_EXERCISE DATA_
******************************

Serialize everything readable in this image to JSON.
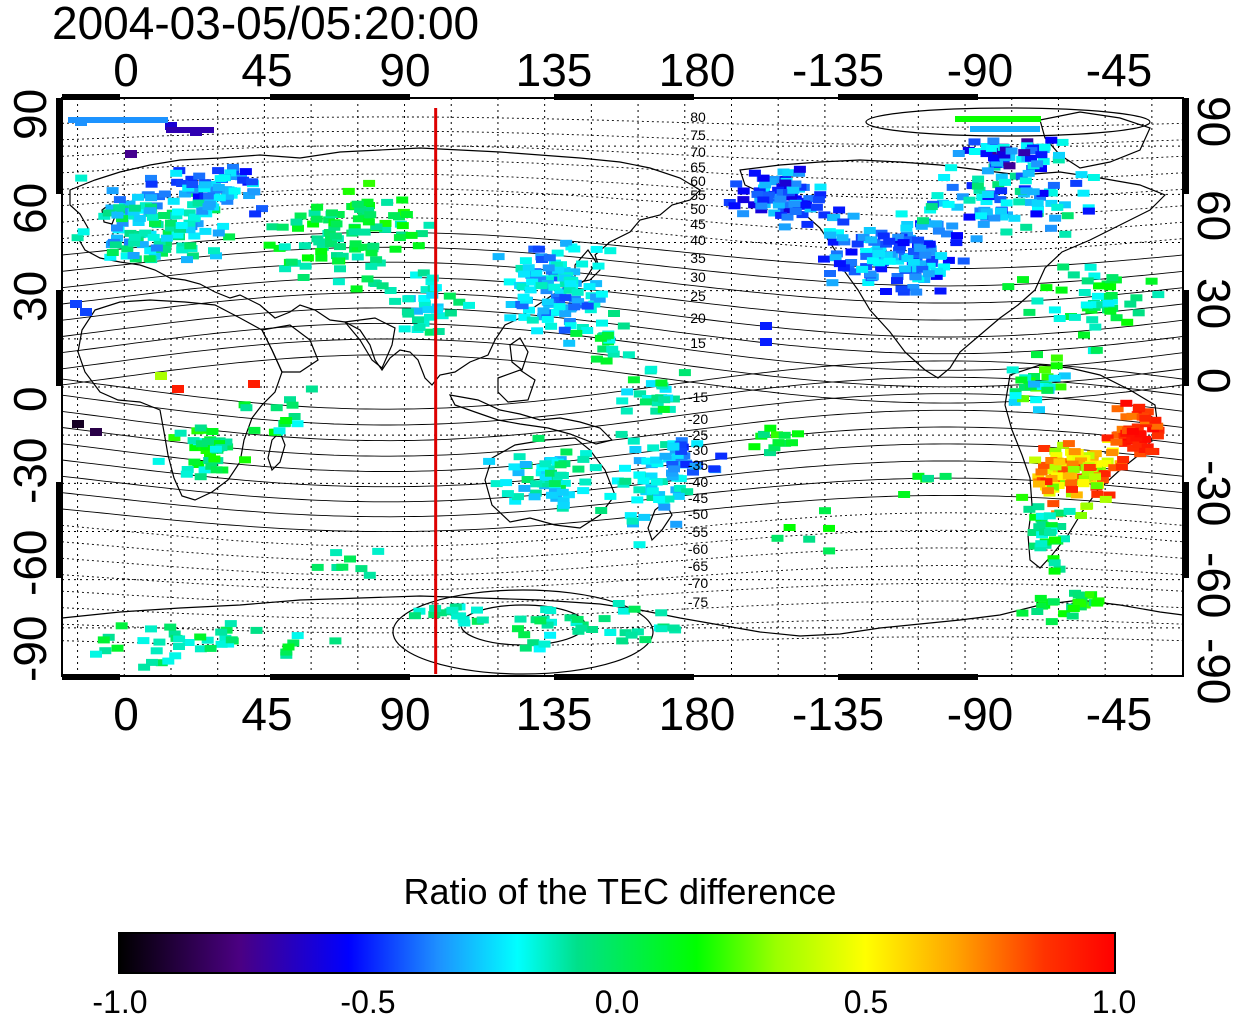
{
  "timestamp": "2004-03-05/05:20:00",
  "lon_ticks": [
    "0",
    "45",
    "90",
    "135",
    "180",
    "-135",
    "-90",
    "-45"
  ],
  "lat_ticks_left": [
    "90",
    "60",
    "30",
    "0",
    "-30",
    "-60",
    "-90"
  ],
  "lat_ticks_right": [
    "90",
    "60",
    "30",
    "0",
    "-30",
    "-60",
    "-90"
  ],
  "contour_labels": [
    "80",
    "75",
    "70",
    "65",
    "60",
    "55",
    "50",
    "45",
    "40",
    "35",
    "30",
    "25",
    "20",
    "15",
    "-15",
    "-20",
    "-25",
    "-30",
    "-35",
    "-40",
    "-45",
    "-50",
    "-55",
    "-60",
    "-65",
    "-70",
    "-75"
  ],
  "terminator_longitude": 100,
  "colorbar": {
    "title": "Ratio of the TEC difference",
    "ticks": [
      "-1.0",
      "-0.5",
      "0.0",
      "0.5",
      "1.0"
    ],
    "range": [
      -1.0,
      1.0
    ],
    "colors": [
      "#000000",
      "#4b0082",
      "#0000ff",
      "#1e90ff",
      "#00ffff",
      "#00e08a",
      "#00ff00",
      "#9aff00",
      "#ffff00",
      "#ffa500",
      "#ff3300",
      "#ff0000"
    ]
  },
  "colors": {
    "terminator": "#dd0000",
    "coastline": "#000000",
    "grid": "#000000"
  }
}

******************************

_REQUEST_
Quote every record above exactly, leaving out any pictures.

_ANSWER BELOW_
Serialize everything readable in this image to JSON.
{
  "timestamp": "2004-03-05/05:20:00",
  "lon_ticks": [
    "0",
    "45",
    "90",
    "135",
    "180",
    "-135",
    "-90",
    "-45"
  ],
  "lat_ticks_left": [
    "90",
    "60",
    "30",
    "0",
    "-30",
    "-60",
    "-90"
  ],
  "lat_ticks_right": [
    "90",
    "60",
    "30",
    "0",
    "-30",
    "-60",
    "-90"
  ],
  "contour_labels": [
    "80",
    "75",
    "70",
    "65",
    "60",
    "55",
    "50",
    "45",
    "40",
    "35",
    "30",
    "25",
    "20",
    "15",
    "-15",
    "-20",
    "-25",
    "-30",
    "-35",
    "-40",
    "-45",
    "-50",
    "-55",
    "-60",
    "-65",
    "-70",
    "-75"
  ],
  "terminator_longitude": 100,
  "colorbar": {
    "title": "Ratio of the TEC difference",
    "ticks": [
      "-1.0",
      "-0.5",
      "0.0",
      "0.5",
      "1.0"
    ],
    "range": [
      -1.0,
      1.0
    ],
    "colors": [
      "#000000",
      "#4b0082",
      "#0000ff",
      "#1e90ff",
      "#00ffff",
      "#00e08a",
      "#00ff00",
      "#9aff00",
      "#ffff00",
      "#ffa500",
      "#ff3300",
      "#ff0000"
    ]
  },
  "colors": {
    "terminator": "#dd0000",
    "coastline": "#000000",
    "grid": "#000000"
  }
}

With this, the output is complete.